(Records)
━━━━

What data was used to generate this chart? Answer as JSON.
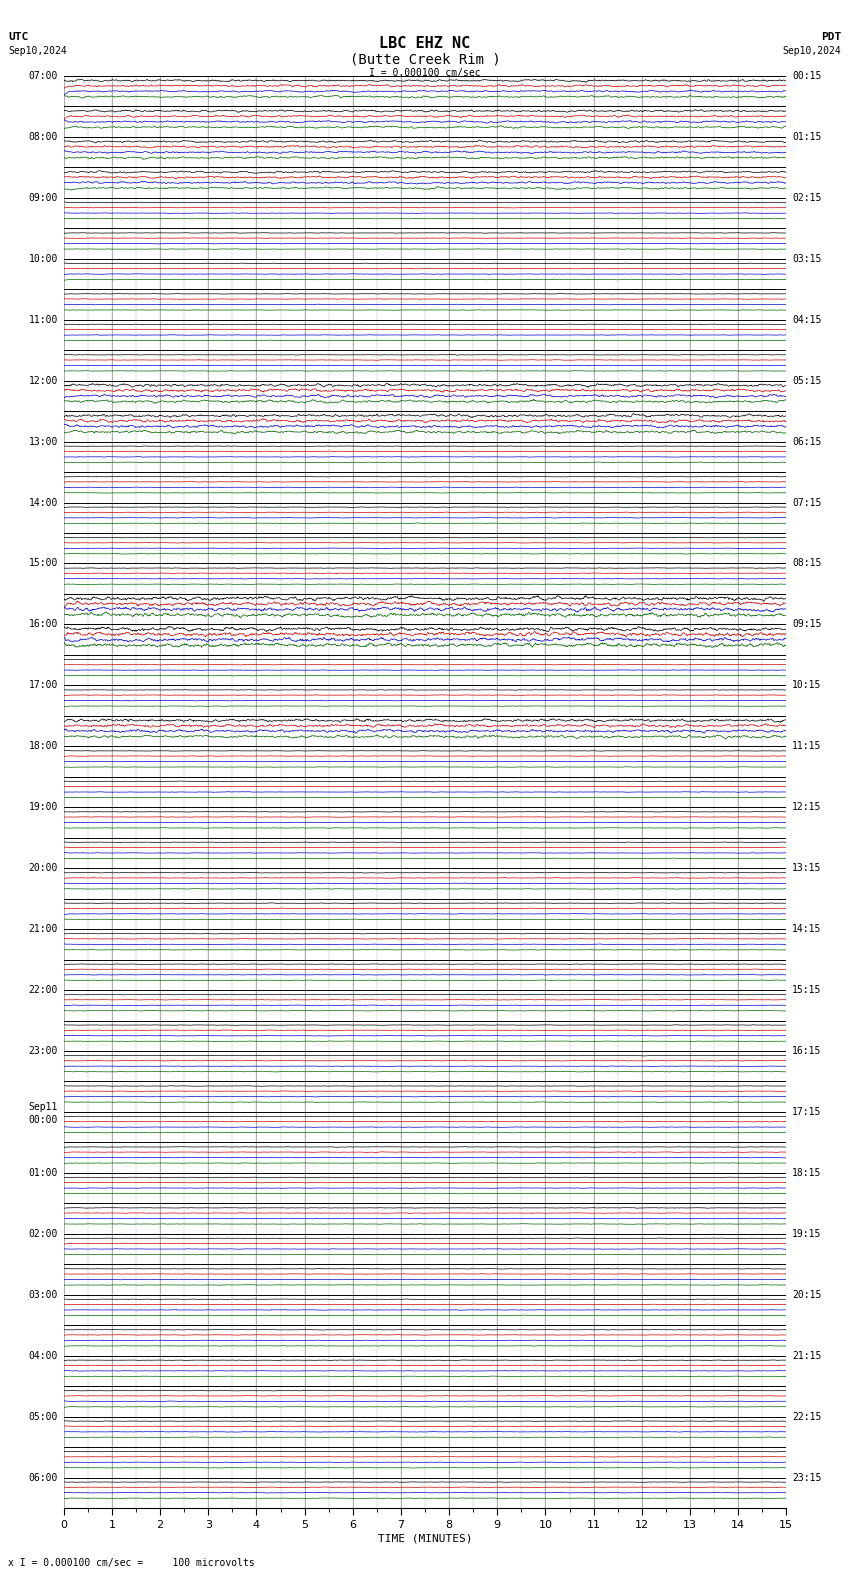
{
  "title_line1": "LBC EHZ NC",
  "title_line2": "(Butte Creek Rim )",
  "scale_label": "I = 0.000100 cm/sec",
  "utc_label": "UTC",
  "pdt_label": "PDT",
  "utc_date": "Sep10,2024",
  "pdt_date": "Sep10,2024",
  "bottom_note": "x I = 0.000100 cm/sec =     100 microvolts",
  "xlabel": "TIME (MINUTES)",
  "bg_color": "#ffffff",
  "grid_color": "#aaaaaa",
  "trace_colors": [
    "#000000",
    "#cc0000",
    "#0000cc",
    "#006400"
  ],
  "n_rows": 47,
  "x_min": 0,
  "x_max": 15,
  "x_ticks": [
    0,
    1,
    2,
    3,
    4,
    5,
    6,
    7,
    8,
    9,
    10,
    11,
    12,
    13,
    14,
    15
  ],
  "left_labels": [
    "07:00",
    "08:00",
    "09:00",
    "10:00",
    "11:00",
    "12:00",
    "13:00",
    "14:00",
    "15:00",
    "16:00",
    "17:00",
    "18:00",
    "19:00",
    "20:00",
    "21:00",
    "22:00",
    "23:00",
    "Sep11\n00:00",
    "01:00",
    "02:00",
    "03:00",
    "04:00",
    "05:00",
    "06:00"
  ],
  "right_labels": [
    "00:15",
    "01:15",
    "02:15",
    "03:15",
    "04:15",
    "05:15",
    "06:15",
    "07:15",
    "08:15",
    "09:15",
    "10:15",
    "11:15",
    "12:15",
    "13:15",
    "14:15",
    "15:15",
    "16:15",
    "17:15",
    "18:15",
    "19:15",
    "20:15",
    "21:15",
    "22:15",
    "23:15"
  ],
  "label_fontsize": 7,
  "axis_fontsize": 8,
  "title_fontsize": 11,
  "row_amplitudes": [
    0.18,
    0.18,
    0.18,
    0.18,
    0.04,
    0.04,
    0.04,
    0.04,
    0.04,
    0.04,
    0.25,
    0.25,
    0.04,
    0.04,
    0.04,
    0.04,
    0.04,
    0.35,
    0.35,
    0.04,
    0.04,
    0.25,
    0.04,
    0.04,
    0.04,
    0.04,
    0.04,
    0.04,
    0.04,
    0.04,
    0.04,
    0.04,
    0.04,
    0.04,
    0.04,
    0.04,
    0.04,
    0.04,
    0.04,
    0.04,
    0.04,
    0.04,
    0.04,
    0.04,
    0.04,
    0.04,
    0.04
  ]
}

━━━━

◆ DESCRIPTION OF THE TASK: Extract the full listing exactly, with the pictures left out.

◆ RESULT FOR THIS TASK:
What data was used to generate this chart? Answer as JSON.
{
  "title_line1": "LBC EHZ NC",
  "title_line2": "(Butte Creek Rim )",
  "scale_label": "I = 0.000100 cm/sec",
  "utc_label": "UTC",
  "pdt_label": "PDT",
  "utc_date": "Sep10,2024",
  "pdt_date": "Sep10,2024",
  "bottom_note": "x I = 0.000100 cm/sec =     100 microvolts",
  "xlabel": "TIME (MINUTES)",
  "bg_color": "#ffffff",
  "grid_color": "#aaaaaa",
  "trace_colors": [
    "#000000",
    "#cc0000",
    "#0000cc",
    "#006400"
  ],
  "n_rows": 47,
  "x_min": 0,
  "x_max": 15,
  "x_ticks": [
    0,
    1,
    2,
    3,
    4,
    5,
    6,
    7,
    8,
    9,
    10,
    11,
    12,
    13,
    14,
    15
  ],
  "left_labels": [
    "07:00",
    "08:00",
    "09:00",
    "10:00",
    "11:00",
    "12:00",
    "13:00",
    "14:00",
    "15:00",
    "16:00",
    "17:00",
    "18:00",
    "19:00",
    "20:00",
    "21:00",
    "22:00",
    "23:00",
    "Sep11\n00:00",
    "01:00",
    "02:00",
    "03:00",
    "04:00",
    "05:00",
    "06:00"
  ],
  "right_labels": [
    "00:15",
    "01:15",
    "02:15",
    "03:15",
    "04:15",
    "05:15",
    "06:15",
    "07:15",
    "08:15",
    "09:15",
    "10:15",
    "11:15",
    "12:15",
    "13:15",
    "14:15",
    "15:15",
    "16:15",
    "17:15",
    "18:15",
    "19:15",
    "20:15",
    "21:15",
    "22:15",
    "23:15"
  ],
  "label_fontsize": 7,
  "axis_fontsize": 8,
  "title_fontsize": 11,
  "row_amplitudes": [
    0.18,
    0.18,
    0.18,
    0.18,
    0.04,
    0.04,
    0.04,
    0.04,
    0.04,
    0.04,
    0.25,
    0.25,
    0.04,
    0.04,
    0.04,
    0.04,
    0.04,
    0.35,
    0.35,
    0.04,
    0.04,
    0.25,
    0.04,
    0.04,
    0.04,
    0.04,
    0.04,
    0.04,
    0.04,
    0.04,
    0.04,
    0.04,
    0.04,
    0.04,
    0.04,
    0.04,
    0.04,
    0.04,
    0.04,
    0.04,
    0.04,
    0.04,
    0.04,
    0.04,
    0.04,
    0.04,
    0.04
  ]
}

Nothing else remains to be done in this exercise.